__Entries provided__.
═══
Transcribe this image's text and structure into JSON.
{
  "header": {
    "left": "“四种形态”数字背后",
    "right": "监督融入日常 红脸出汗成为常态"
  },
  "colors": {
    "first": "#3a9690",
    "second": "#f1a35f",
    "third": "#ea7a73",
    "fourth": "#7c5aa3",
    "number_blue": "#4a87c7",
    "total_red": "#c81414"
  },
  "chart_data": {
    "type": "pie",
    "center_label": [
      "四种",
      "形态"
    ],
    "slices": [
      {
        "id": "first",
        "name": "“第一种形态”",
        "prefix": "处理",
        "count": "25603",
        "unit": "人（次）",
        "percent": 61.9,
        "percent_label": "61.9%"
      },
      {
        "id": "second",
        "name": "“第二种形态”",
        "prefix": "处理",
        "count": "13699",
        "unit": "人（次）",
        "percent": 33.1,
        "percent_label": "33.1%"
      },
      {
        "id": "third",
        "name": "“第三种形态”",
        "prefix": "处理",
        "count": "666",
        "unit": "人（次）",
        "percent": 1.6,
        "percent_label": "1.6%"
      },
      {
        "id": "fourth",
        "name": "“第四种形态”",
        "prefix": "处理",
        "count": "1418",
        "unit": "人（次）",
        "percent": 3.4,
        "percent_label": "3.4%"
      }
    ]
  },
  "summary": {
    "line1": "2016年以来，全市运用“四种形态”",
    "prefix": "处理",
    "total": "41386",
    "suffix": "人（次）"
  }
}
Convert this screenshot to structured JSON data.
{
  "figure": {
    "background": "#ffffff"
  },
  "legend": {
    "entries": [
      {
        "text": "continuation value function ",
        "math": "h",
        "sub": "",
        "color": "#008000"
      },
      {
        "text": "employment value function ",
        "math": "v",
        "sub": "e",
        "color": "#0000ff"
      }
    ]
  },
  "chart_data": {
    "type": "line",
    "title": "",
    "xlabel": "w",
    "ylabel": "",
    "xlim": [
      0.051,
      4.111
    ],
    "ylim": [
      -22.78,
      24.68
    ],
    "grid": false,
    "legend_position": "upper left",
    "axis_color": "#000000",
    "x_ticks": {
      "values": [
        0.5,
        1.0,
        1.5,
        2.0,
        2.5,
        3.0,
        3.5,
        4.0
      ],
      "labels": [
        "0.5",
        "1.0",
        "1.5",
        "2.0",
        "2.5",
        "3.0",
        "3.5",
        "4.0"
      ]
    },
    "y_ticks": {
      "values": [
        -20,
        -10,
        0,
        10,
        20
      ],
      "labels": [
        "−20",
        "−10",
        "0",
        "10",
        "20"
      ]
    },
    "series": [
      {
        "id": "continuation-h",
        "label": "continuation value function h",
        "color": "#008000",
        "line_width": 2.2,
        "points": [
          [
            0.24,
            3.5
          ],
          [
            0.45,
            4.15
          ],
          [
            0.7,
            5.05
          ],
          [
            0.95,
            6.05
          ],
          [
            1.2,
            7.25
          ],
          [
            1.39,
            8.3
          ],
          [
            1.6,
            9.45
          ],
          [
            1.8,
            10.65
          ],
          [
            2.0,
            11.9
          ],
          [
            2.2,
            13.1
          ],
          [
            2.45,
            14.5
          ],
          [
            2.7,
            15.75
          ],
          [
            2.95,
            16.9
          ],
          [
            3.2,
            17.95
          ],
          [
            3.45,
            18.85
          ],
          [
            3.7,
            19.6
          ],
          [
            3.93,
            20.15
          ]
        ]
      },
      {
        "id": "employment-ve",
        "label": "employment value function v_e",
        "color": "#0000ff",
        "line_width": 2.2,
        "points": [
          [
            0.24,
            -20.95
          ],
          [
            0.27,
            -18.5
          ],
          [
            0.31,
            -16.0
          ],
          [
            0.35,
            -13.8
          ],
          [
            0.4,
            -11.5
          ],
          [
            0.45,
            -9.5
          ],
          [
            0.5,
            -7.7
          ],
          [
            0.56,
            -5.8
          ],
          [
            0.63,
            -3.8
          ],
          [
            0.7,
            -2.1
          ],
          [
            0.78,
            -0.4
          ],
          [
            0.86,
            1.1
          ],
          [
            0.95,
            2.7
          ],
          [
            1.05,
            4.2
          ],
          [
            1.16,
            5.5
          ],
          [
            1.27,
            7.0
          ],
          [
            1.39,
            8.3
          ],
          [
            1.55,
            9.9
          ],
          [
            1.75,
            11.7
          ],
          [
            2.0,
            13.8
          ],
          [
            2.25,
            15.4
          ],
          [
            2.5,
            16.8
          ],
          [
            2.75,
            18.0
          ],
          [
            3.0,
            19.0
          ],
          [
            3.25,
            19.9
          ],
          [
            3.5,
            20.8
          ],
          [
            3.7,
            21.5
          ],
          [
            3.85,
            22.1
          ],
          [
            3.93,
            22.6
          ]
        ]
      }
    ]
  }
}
═══
__Exercise prompt__.
Extract every line above exactly as it stands.

__The reply__.
Transcribe this image's text and structure into JSON.
{
  "header": {
    "left": "“四种形态”数字背后",
    "right": "监督融入日常 红脸出汗成为常态"
  },
  "colors": {
    "first": "#3a9690",
    "second": "#f1a35f",
    "third": "#ea7a73",
    "fourth": "#7c5aa3",
    "number_blue": "#4a87c7",
    "total_red": "#c81414"
  },
  "chart_data": {
    "type": "pie",
    "center_label": [
      "四种",
      "形态"
    ],
    "slices": [
      {
        "id": "first",
        "name": "“第一种形态”",
        "prefix": "处理",
        "count": "25603",
        "unit": "人（次）",
        "percent": 61.9,
        "percent_label": "61.9%"
      },
      {
        "id": "second",
        "name": "“第二种形态”",
        "prefix": "处理",
        "count": "13699",
        "unit": "人（次）",
        "percent": 33.1,
        "percent_label": "33.1%"
      },
      {
        "id": "third",
        "name": "“第三种形态”",
        "prefix": "处理",
        "count": "666",
        "unit": "人（次）",
        "percent": 1.6,
        "percent_label": "1.6%"
      },
      {
        "id": "fourth",
        "name": "“第四种形态”",
        "prefix": "处理",
        "count": "1418",
        "unit": "人（次）",
        "percent": 3.4,
        "percent_label": "3.4%"
      }
    ]
  },
  "summary": {
    "line1": "2016年以来，全市运用“四种形态”",
    "prefix": "处理",
    "total": "41386",
    "suffix": "人（次）"
  }
}
Convert this screenshot to structured JSON data.
{
  "figure": {
    "background": "#ffffff"
  },
  "legend": {
    "entries": [
      {
        "text": "continuation value function ",
        "math": "h",
        "sub": "",
        "color": "#008000"
      },
      {
        "text": "employment value function ",
        "math": "v",
        "sub": "e",
        "color": "#0000ff"
      }
    ]
  },
  "chart_data": {
    "type": "line",
    "title": "",
    "xlabel": "w",
    "ylabel": "",
    "xlim": [
      0.051,
      4.111
    ],
    "ylim": [
      -22.78,
      24.68
    ],
    "grid": false,
    "legend_position": "upper left",
    "axis_color": "#000000",
    "x_ticks": {
      "values": [
        0.5,
        1.0,
        1.5,
        2.0,
        2.5,
        3.0,
        3.5,
        4.0
      ],
      "labels": [
        "0.5",
        "1.0",
        "1.5",
        "2.0",
        "2.5",
        "3.0",
        "3.5",
        "4.0"
      ]
    },
    "y_ticks": {
      "values": [
        -20,
        -10,
        0,
        10,
        20
      ],
      "labels": [
        "−20",
        "−10",
        "0",
        "10",
        "20"
      ]
    },
    "series": [
      {
        "id": "continuation-h",
        "label": "continuation value function h",
        "color": "#008000",
        "line_width": 2.2,
        "points": [
          [
            0.24,
            3.5
          ],
          [
            0.45,
            4.15
          ],
          [
            0.7,
            5.05
          ],
          [
            0.95,
            6.05
          ],
          [
            1.2,
            7.25
          ],
          [
            1.39,
            8.3
          ],
          [
            1.6,
            9.45
          ],
          [
            1.8,
            10.65
          ],
          [
            2.0,
            11.9
          ],
          [
            2.2,
            13.1
          ],
          [
            2.45,
            14.5
          ],
          [
            2.7,
            15.75
          ],
          [
            2.95,
            16.9
          ],
          [
            3.2,
            17.95
          ],
          [
            3.45,
            18.85
          ],
          [
            3.7,
            19.6
          ],
          [
            3.93,
            20.15
          ]
        ]
      },
      {
        "id": "employment-ve",
        "label": "employment value function v_e",
        "color": "#0000ff",
        "line_width": 2.2,
        "points": [
          [
            0.24,
            -20.95
          ],
          [
            0.27,
            -18.5
          ],
          [
            0.31,
            -16.0
          ],
          [
            0.35,
            -13.8
          ],
          [
            0.4,
            -11.5
          ],
          [
            0.45,
            -9.5
          ],
          [
            0.5,
            -7.7
          ],
          [
            0.56,
            -5.8
          ],
          [
            0.63,
            -3.8
          ],
          [
            0.7,
            -2.1
          ],
          [
            0.78,
            -0.4
          ],
          [
            0.86,
            1.1
          ],
          [
            0.95,
            2.7
          ],
          [
            1.05,
            4.2
          ],
          [
            1.16,
            5.5
          ],
          [
            1.27,
            7.0
          ],
          [
            1.39,
            8.3
          ],
          [
            1.55,
            9.9
          ],
          [
            1.75,
            11.7
          ],
          [
            2.0,
            13.8
          ],
          [
            2.25,
            15.4
          ],
          [
            2.5,
            16.8
          ],
          [
            2.75,
            18.0
          ],
          [
            3.0,
            19.0
          ],
          [
            3.25,
            19.9
          ],
          [
            3.5,
            20.8
          ],
          [
            3.7,
            21.5
          ],
          [
            3.85,
            22.1
          ],
          [
            3.93,
            22.6
          ]
        ]
      }
    ]
  }
}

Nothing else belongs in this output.